— Start of Given data —

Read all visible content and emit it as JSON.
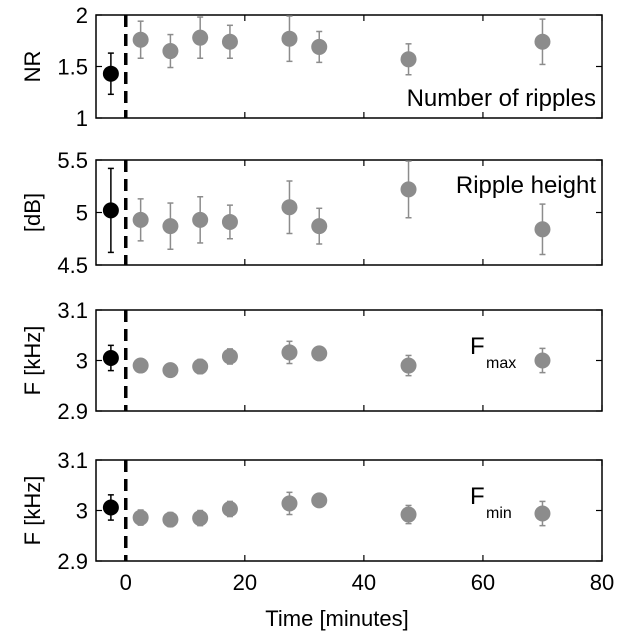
{
  "chart_data": {
    "type": "scatter",
    "x_axis": {
      "label": "Time [minutes]",
      "range": [
        -5,
        80
      ],
      "ticks": [
        0,
        20,
        40,
        60,
        80
      ],
      "tick_labels": [
        "0",
        "20",
        "40",
        "60",
        "80"
      ]
    },
    "baseline_marker_x": 0,
    "colors": {
      "baseline": "#000000",
      "post": "#8c8c8c",
      "marker_line": "#000000"
    },
    "panels": [
      {
        "id": "number-of-ripples",
        "ylabel": "NR",
        "annotation": {
          "main": "Number of ripples",
          "sub": ""
        },
        "ylim": [
          1,
          2
        ],
        "ticks": [
          1,
          1.5,
          2
        ],
        "tick_labels": [
          "1",
          "1.5",
          "2"
        ],
        "baseline": {
          "x": -2.5,
          "y": 1.43,
          "err": 0.2
        },
        "points": [
          {
            "x": 2.5,
            "y": 1.76,
            "err": 0.18
          },
          {
            "x": 7.5,
            "y": 1.65,
            "err": 0.16
          },
          {
            "x": 12.5,
            "y": 1.78,
            "err": 0.2
          },
          {
            "x": 17.5,
            "y": 1.74,
            "err": 0.16
          },
          {
            "x": 27.5,
            "y": 1.77,
            "err": 0.22
          },
          {
            "x": 32.5,
            "y": 1.69,
            "err": 0.15
          },
          {
            "x": 47.5,
            "y": 1.57,
            "err": 0.15
          },
          {
            "x": 70,
            "y": 1.74,
            "err": 0.22
          }
        ]
      },
      {
        "id": "ripple-height",
        "ylabel": "[dB]",
        "annotation": {
          "main": "Ripple height",
          "sub": ""
        },
        "ylim": [
          4.5,
          5.5
        ],
        "ticks": [
          4.5,
          5,
          5.5
        ],
        "tick_labels": [
          "4.5",
          "5",
          "5.5"
        ],
        "baseline": {
          "x": -2.5,
          "y": 5.02,
          "err": 0.4
        },
        "points": [
          {
            "x": 2.5,
            "y": 4.93,
            "err": 0.2
          },
          {
            "x": 7.5,
            "y": 4.87,
            "err": 0.22
          },
          {
            "x": 12.5,
            "y": 4.93,
            "err": 0.22
          },
          {
            "x": 17.5,
            "y": 4.91,
            "err": 0.16
          },
          {
            "x": 27.5,
            "y": 5.05,
            "err": 0.25
          },
          {
            "x": 32.5,
            "y": 4.87,
            "err": 0.17
          },
          {
            "x": 47.5,
            "y": 5.22,
            "err": 0.27
          },
          {
            "x": 70,
            "y": 4.84,
            "err": 0.24
          }
        ]
      },
      {
        "id": "f-max",
        "ylabel": "F [kHz]",
        "annotation": {
          "main": "F",
          "sub": "max"
        },
        "ylim": [
          2.9,
          3.1
        ],
        "ticks": [
          2.9,
          3,
          3.1
        ],
        "tick_labels": [
          "2.9",
          "3",
          "3.1"
        ],
        "baseline": {
          "x": -2.5,
          "y": 3.005,
          "err": 0.025
        },
        "points": [
          {
            "x": 2.5,
            "y": 2.99,
            "err": 0.012
          },
          {
            "x": 7.5,
            "y": 2.981,
            "err": 0.012
          },
          {
            "x": 12.5,
            "y": 2.988,
            "err": 0.014
          },
          {
            "x": 17.5,
            "y": 3.008,
            "err": 0.015
          },
          {
            "x": 27.5,
            "y": 3.016,
            "err": 0.022
          },
          {
            "x": 32.5,
            "y": 3.014,
            "err": 0.012
          },
          {
            "x": 47.5,
            "y": 2.99,
            "err": 0.02
          },
          {
            "x": 70,
            "y": 3.0,
            "err": 0.024
          }
        ]
      },
      {
        "id": "f-min",
        "ylabel": "F [kHz]",
        "annotation": {
          "main": "F",
          "sub": "min"
        },
        "ylim": [
          2.9,
          3.1
        ],
        "ticks": [
          2.9,
          3,
          3.1
        ],
        "tick_labels": [
          "2.9",
          "3",
          "3.1"
        ],
        "baseline": {
          "x": -2.5,
          "y": 3.006,
          "err": 0.025
        },
        "points": [
          {
            "x": 2.5,
            "y": 2.986,
            "err": 0.015
          },
          {
            "x": 7.5,
            "y": 2.982,
            "err": 0.014
          },
          {
            "x": 12.5,
            "y": 2.985,
            "err": 0.015
          },
          {
            "x": 17.5,
            "y": 3.003,
            "err": 0.015
          },
          {
            "x": 27.5,
            "y": 3.014,
            "err": 0.022
          },
          {
            "x": 32.5,
            "y": 3.02,
            "err": 0.012
          },
          {
            "x": 47.5,
            "y": 2.992,
            "err": 0.018
          },
          {
            "x": 70,
            "y": 2.994,
            "err": 0.024
          }
        ]
      }
    ]
  }
}
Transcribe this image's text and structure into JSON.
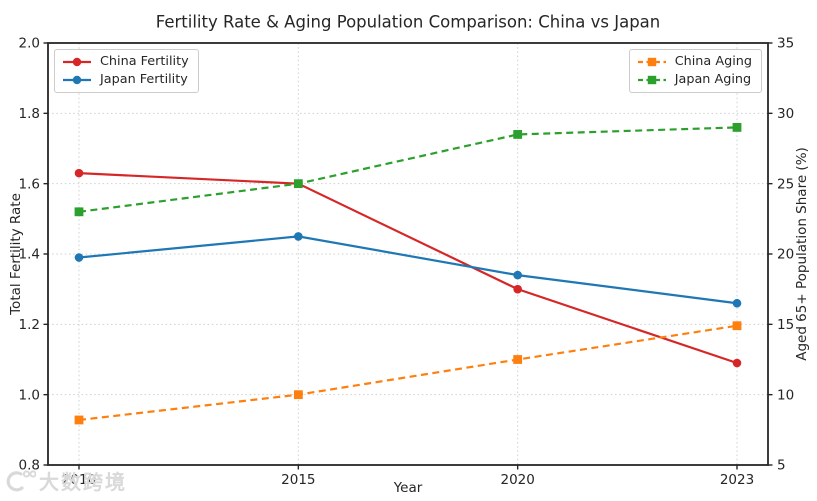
{
  "watermark": {
    "logo_name": "dashukuajing-logo",
    "text": "大数跨境"
  },
  "chart_data": {
    "type": "line",
    "title": "Fertility Rate & Aging Population Comparison: China vs Japan",
    "xlabel": "Year",
    "ylabel_left": "Total Fertility Rate",
    "ylabel_right": "Aged 65+ Population Share (%)",
    "categories": [
      "2010",
      "2015",
      "2020",
      "2023"
    ],
    "x_axis_spacing": "equal",
    "grid": true,
    "y_left": {
      "min": 0.8,
      "max": 2.0,
      "ticks": [
        "2.0",
        "1.8",
        "1.6",
        "1.4",
        "1.2",
        "1.0",
        "0.8"
      ]
    },
    "y_right": {
      "min": 5,
      "max": 35,
      "ticks": [
        "35",
        "30",
        "25",
        "20",
        "15",
        "10",
        "5"
      ]
    },
    "series": [
      {
        "name": "China Fertility",
        "axis": "left",
        "color": "#d62728",
        "style": "solid",
        "marker": "circle",
        "values": [
          1.63,
          1.6,
          1.3,
          1.09
        ]
      },
      {
        "name": "Japan Fertility",
        "axis": "left",
        "color": "#1f77b4",
        "style": "solid",
        "marker": "circle",
        "values": [
          1.39,
          1.45,
          1.34,
          1.26
        ]
      },
      {
        "name": "China Aging",
        "axis": "right",
        "color": "#ff7f0e",
        "style": "dashed",
        "marker": "square",
        "values": [
          8.2,
          10.0,
          12.5,
          14.9
        ]
      },
      {
        "name": "Japan Aging",
        "axis": "right",
        "color": "#2ca02c",
        "style": "dashed",
        "marker": "square",
        "values": [
          23.0,
          25.0,
          28.5,
          29.0
        ]
      }
    ],
    "legends": {
      "left": [
        "China Fertility",
        "Japan Fertility"
      ],
      "right": [
        "China Aging",
        "Japan Aging"
      ]
    },
    "style_hints": {
      "grid_color": "#cfcfcf",
      "spine_color": "#262626",
      "background": "#ffffff"
    }
  }
}
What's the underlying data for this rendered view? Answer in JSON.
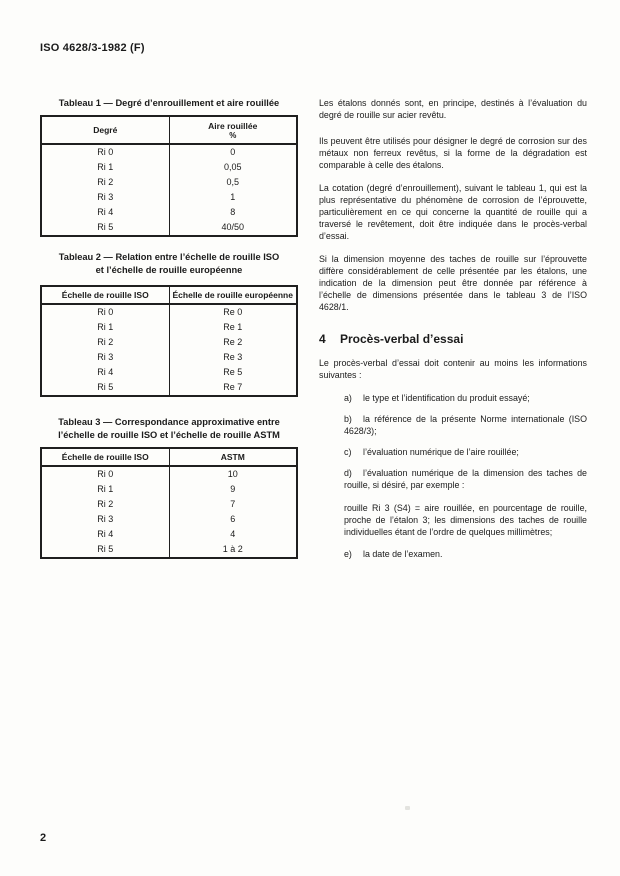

— End of Given data —

> Given problem:
Go through the data above and find the lines with the word "China". Copy each of those lines.

> Response to this exercise:
    "title": "Fertility Rate & Aging Population Comparison: China vs Japan",
        "name": "China Fertility",
        "name": "China Aging",
        "China Fertility",
        "China Aging",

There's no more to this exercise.